WHAT YOU NEED TO DO
Retype the listing that follows, exactly as written.

Stored items:

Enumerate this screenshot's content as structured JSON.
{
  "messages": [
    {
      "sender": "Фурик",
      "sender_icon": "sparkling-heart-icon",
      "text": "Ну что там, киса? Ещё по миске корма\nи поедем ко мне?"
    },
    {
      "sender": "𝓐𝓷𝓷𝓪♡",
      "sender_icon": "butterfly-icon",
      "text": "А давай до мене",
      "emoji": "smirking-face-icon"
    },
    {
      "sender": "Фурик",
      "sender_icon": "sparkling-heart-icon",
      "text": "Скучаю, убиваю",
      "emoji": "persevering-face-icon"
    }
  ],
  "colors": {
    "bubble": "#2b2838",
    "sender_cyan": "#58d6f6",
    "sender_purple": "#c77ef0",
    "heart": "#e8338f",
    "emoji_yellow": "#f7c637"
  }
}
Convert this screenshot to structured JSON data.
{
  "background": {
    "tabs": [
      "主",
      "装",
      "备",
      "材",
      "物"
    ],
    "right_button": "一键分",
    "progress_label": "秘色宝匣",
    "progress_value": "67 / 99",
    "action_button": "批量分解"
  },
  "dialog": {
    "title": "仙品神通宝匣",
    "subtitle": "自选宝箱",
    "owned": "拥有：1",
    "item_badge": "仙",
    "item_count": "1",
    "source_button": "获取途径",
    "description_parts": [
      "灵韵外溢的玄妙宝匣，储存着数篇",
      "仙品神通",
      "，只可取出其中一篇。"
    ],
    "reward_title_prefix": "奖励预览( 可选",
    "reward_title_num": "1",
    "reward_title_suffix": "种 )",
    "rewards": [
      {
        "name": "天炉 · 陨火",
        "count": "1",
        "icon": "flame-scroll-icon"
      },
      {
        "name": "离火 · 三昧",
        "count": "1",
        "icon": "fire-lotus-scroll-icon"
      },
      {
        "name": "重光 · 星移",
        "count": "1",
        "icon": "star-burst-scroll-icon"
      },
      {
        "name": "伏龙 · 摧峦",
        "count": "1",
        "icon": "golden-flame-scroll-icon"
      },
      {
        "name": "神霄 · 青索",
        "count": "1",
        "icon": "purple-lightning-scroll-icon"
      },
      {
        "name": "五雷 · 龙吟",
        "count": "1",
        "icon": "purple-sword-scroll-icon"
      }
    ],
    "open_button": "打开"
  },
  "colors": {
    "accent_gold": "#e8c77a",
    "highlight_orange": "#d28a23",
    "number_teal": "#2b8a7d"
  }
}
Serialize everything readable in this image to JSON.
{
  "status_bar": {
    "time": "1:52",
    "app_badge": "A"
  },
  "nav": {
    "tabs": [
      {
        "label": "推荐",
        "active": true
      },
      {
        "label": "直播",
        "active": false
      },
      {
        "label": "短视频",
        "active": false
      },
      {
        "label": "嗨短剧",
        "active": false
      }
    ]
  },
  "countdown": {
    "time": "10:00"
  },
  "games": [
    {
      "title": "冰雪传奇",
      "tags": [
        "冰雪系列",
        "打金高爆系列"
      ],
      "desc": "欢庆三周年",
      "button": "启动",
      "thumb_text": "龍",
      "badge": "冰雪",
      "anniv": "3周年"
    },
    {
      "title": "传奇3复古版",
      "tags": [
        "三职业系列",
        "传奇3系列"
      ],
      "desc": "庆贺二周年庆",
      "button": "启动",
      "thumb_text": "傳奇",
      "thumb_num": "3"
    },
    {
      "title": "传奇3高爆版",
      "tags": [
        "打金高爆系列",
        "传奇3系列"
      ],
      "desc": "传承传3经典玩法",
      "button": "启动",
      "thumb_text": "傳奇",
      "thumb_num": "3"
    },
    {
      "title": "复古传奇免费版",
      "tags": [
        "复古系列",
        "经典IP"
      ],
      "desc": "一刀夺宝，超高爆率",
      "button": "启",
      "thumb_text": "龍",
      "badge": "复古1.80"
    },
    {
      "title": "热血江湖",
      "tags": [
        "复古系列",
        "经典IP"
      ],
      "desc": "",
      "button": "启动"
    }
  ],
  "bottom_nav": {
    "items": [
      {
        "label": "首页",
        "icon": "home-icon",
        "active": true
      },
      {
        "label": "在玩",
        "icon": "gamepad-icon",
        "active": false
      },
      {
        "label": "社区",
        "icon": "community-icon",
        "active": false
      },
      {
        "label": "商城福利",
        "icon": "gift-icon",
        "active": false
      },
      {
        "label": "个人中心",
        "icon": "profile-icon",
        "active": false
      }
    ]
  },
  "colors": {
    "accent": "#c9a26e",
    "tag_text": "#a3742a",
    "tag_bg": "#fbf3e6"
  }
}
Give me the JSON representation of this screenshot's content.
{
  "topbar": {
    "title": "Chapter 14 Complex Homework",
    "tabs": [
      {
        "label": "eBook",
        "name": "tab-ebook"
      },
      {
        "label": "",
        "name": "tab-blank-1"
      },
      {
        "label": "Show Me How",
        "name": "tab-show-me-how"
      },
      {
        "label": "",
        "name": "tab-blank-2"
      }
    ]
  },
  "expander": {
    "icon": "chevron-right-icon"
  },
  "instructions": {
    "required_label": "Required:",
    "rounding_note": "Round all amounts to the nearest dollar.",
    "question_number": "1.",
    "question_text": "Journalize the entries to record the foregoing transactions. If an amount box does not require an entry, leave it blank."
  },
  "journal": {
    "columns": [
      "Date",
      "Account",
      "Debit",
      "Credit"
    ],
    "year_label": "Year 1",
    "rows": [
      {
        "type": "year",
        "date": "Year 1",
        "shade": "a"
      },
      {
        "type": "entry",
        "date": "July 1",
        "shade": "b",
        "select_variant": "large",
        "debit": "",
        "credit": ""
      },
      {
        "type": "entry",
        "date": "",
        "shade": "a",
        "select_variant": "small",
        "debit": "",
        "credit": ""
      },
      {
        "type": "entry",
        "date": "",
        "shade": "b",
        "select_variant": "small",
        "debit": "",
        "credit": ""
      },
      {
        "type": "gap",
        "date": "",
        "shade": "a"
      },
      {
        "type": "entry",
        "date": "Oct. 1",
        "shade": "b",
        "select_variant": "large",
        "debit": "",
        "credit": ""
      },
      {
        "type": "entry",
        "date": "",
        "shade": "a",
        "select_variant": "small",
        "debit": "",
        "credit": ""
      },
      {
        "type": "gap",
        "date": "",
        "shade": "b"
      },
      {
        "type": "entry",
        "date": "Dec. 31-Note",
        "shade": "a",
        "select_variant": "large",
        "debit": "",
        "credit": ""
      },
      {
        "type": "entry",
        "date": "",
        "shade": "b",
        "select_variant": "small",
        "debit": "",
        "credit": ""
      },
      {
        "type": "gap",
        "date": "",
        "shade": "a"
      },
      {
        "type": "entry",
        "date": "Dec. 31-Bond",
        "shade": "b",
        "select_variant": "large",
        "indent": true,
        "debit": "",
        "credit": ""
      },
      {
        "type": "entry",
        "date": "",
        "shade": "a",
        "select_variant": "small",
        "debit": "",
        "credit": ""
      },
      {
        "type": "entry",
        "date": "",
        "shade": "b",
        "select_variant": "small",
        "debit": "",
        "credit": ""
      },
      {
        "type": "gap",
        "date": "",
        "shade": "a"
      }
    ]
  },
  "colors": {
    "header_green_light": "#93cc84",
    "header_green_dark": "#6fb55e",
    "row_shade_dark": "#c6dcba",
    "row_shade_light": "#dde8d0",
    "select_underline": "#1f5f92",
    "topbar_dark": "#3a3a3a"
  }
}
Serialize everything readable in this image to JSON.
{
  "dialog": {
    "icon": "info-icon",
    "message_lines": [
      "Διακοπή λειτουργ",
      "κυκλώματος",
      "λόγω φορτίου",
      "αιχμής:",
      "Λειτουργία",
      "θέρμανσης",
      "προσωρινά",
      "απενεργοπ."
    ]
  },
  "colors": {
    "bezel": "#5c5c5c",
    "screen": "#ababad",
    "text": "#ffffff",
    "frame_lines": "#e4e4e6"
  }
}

TASK RESULT
Enumerate this screenshot's content as structured JSON.
{
  "messages": [
    {
      "sender": "Фурик",
      "sender_icon": "sparkling-heart-icon",
      "text": "Ну что там, киса? Ещё по миске корма\nи поедем ко мне?"
    },
    {
      "sender": "𝓐𝓷𝓷𝓪♡",
      "sender_icon": "butterfly-icon",
      "text": "А давай до мене",
      "emoji": "smirking-face-icon"
    },
    {
      "sender": "Фурик",
      "sender_icon": "sparkling-heart-icon",
      "text": "Скучаю, убиваю",
      "emoji": "persevering-face-icon"
    }
  ],
  "colors": {
    "bubble": "#2b2838",
    "sender_cyan": "#58d6f6",
    "sender_purple": "#c77ef0",
    "heart": "#e8338f",
    "emoji_yellow": "#f7c637"
  }
}
Convert this screenshot to structured JSON data.
{
  "background": {
    "tabs": [
      "主",
      "装",
      "备",
      "材",
      "物"
    ],
    "right_button": "一键分",
    "progress_label": "秘色宝匣",
    "progress_value": "67 / 99",
    "action_button": "批量分解"
  },
  "dialog": {
    "title": "仙品神通宝匣",
    "subtitle": "自选宝箱",
    "owned": "拥有：1",
    "item_badge": "仙",
    "item_count": "1",
    "source_button": "获取途径",
    "description_parts": [
      "灵韵外溢的玄妙宝匣，储存着数篇",
      "仙品神通",
      "，只可取出其中一篇。"
    ],
    "reward_title_prefix": "奖励预览( 可选",
    "reward_title_num": "1",
    "reward_title_suffix": "种 )",
    "rewards": [
      {
        "name": "天炉 · 陨火",
        "count": "1",
        "icon": "flame-scroll-icon"
      },
      {
        "name": "离火 · 三昧",
        "count": "1",
        "icon": "fire-lotus-scroll-icon"
      },
      {
        "name": "重光 · 星移",
        "count": "1",
        "icon": "star-burst-scroll-icon"
      },
      {
        "name": "伏龙 · 摧峦",
        "count": "1",
        "icon": "golden-flame-scroll-icon"
      },
      {
        "name": "神霄 · 青索",
        "count": "1",
        "icon": "purple-lightning-scroll-icon"
      },
      {
        "name": "五雷 · 龙吟",
        "count": "1",
        "icon": "purple-sword-scroll-icon"
      }
    ],
    "open_button": "打开"
  },
  "colors": {
    "accent_gold": "#e8c77a",
    "highlight_orange": "#d28a23",
    "number_teal": "#2b8a7d"
  }
}
Serialize everything readable in this image to JSON.
{
  "status_bar": {
    "time": "1:52",
    "app_badge": "A"
  },
  "nav": {
    "tabs": [
      {
        "label": "推荐",
        "active": true
      },
      {
        "label": "直播",
        "active": false
      },
      {
        "label": "短视频",
        "active": false
      },
      {
        "label": "嗨短剧",
        "active": false
      }
    ]
  },
  "countdown": {
    "time": "10:00"
  },
  "games": [
    {
      "title": "冰雪传奇",
      "tags": [
        "冰雪系列",
        "打金高爆系列"
      ],
      "desc": "欢庆三周年",
      "button": "启动",
      "thumb_text": "龍",
      "badge": "冰雪",
      "anniv": "3周年"
    },
    {
      "title": "传奇3复古版",
      "tags": [
        "三职业系列",
        "传奇3系列"
      ],
      "desc": "庆贺二周年庆",
      "button": "启动",
      "thumb_text": "傳奇",
      "thumb_num": "3"
    },
    {
      "title": "传奇3高爆版",
      "tags": [
        "打金高爆系列",
        "传奇3系列"
      ],
      "desc": "传承传3经典玩法",
      "button": "启动",
      "thumb_text": "傳奇",
      "thumb_num": "3"
    },
    {
      "title": "复古传奇免费版",
      "tags": [
        "复古系列",
        "经典IP"
      ],
      "desc": "一刀夺宝，超高爆率",
      "button": "启",
      "thumb_text": "龍",
      "badge": "复古1.80"
    },
    {
      "title": "热血江湖",
      "tags": [
        "复古系列",
        "经典IP"
      ],
      "desc": "",
      "button": "启动"
    }
  ],
  "bottom_nav": {
    "items": [
      {
        "label": "首页",
        "icon": "home-icon",
        "active": true
      },
      {
        "label": "在玩",
        "icon": "gamepad-icon",
        "active": false
      },
      {
        "label": "社区",
        "icon": "community-icon",
        "active": false
      },
      {
        "label": "商城福利",
        "icon": "gift-icon",
        "active": false
      },
      {
        "label": "个人中心",
        "icon": "profile-icon",
        "active": false
      }
    ]
  },
  "colors": {
    "accent": "#c9a26e",
    "tag_text": "#a3742a",
    "tag_bg": "#fbf3e6"
  }
}
Give me the JSON representation of this screenshot's content.
{
  "topbar": {
    "title": "Chapter 14 Complex Homework",
    "tabs": [
      {
        "label": "eBook",
        "name": "tab-ebook"
      },
      {
        "label": "",
        "name": "tab-blank-1"
      },
      {
        "label": "Show Me How",
        "name": "tab-show-me-how"
      },
      {
        "label": "",
        "name": "tab-blank-2"
      }
    ]
  },
  "expander": {
    "icon": "chevron-right-icon"
  },
  "instructions": {
    "required_label": "Required:",
    "rounding_note": "Round all amounts to the nearest dollar.",
    "question_number": "1.",
    "question_text": "Journalize the entries to record the foregoing transactions. If an amount box does not require an entry, leave it blank."
  },
  "journal": {
    "columns": [
      "Date",
      "Account",
      "Debit",
      "Credit"
    ],
    "year_label": "Year 1",
    "rows": [
      {
        "type": "year",
        "date": "Year 1",
        "shade": "a"
      },
      {
        "type": "entry",
        "date": "July 1",
        "shade": "b",
        "select_variant": "large",
        "debit": "",
        "credit": ""
      },
      {
        "type": "entry",
        "date": "",
        "shade": "a",
        "select_variant": "small",
        "debit": "",
        "credit": ""
      },
      {
        "type": "entry",
        "date": "",
        "shade": "b",
        "select_variant": "small",
        "debit": "",
        "credit": ""
      },
      {
        "type": "gap",
        "date": "",
        "shade": "a"
      },
      {
        "type": "entry",
        "date": "Oct. 1",
        "shade": "b",
        "select_variant": "large",
        "debit": "",
        "credit": ""
      },
      {
        "type": "entry",
        "date": "",
        "shade": "a",
        "select_variant": "small",
        "debit": "",
        "credit": ""
      },
      {
        "type": "gap",
        "date": "",
        "shade": "b"
      },
      {
        "type": "entry",
        "date": "Dec. 31-Note",
        "shade": "a",
        "select_variant": "large",
        "debit": "",
        "credit": ""
      },
      {
        "type": "entry",
        "date": "",
        "shade": "b",
        "select_variant": "small",
        "debit": "",
        "credit": ""
      },
      {
        "type": "gap",
        "date": "",
        "shade": "a"
      },
      {
        "type": "entry",
        "date": "Dec. 31-Bond",
        "shade": "b",
        "select_variant": "large",
        "indent": true,
        "debit": "",
        "credit": ""
      },
      {
        "type": "entry",
        "date": "",
        "shade": "a",
        "select_variant": "small",
        "debit": "",
        "credit": ""
      },
      {
        "type": "entry",
        "date": "",
        "shade": "b",
        "select_variant": "small",
        "debit": "",
        "credit": ""
      },
      {
        "type": "gap",
        "date": "",
        "shade": "a"
      }
    ]
  },
  "colors": {
    "header_green_light": "#93cc84",
    "header_green_dark": "#6fb55e",
    "row_shade_dark": "#c6dcba",
    "row_shade_light": "#dde8d0",
    "select_underline": "#1f5f92",
    "topbar_dark": "#3a3a3a"
  }
}
Serialize everything readable in this image to JSON.
{
  "dialog": {
    "icon": "info-icon",
    "message_lines": [
      "Διακοπή λειτουργ",
      "κυκλώματος",
      "λόγω φορτίου",
      "αιχμής:",
      "Λειτουργία",
      "θέρμανσης",
      "προσωρινά",
      "απενεργοπ."
    ]
  },
  "colors": {
    "bezel": "#5c5c5c",
    "screen": "#ababad",
    "text": "#ffffff",
    "frame_lines": "#e4e4e6"
  }
}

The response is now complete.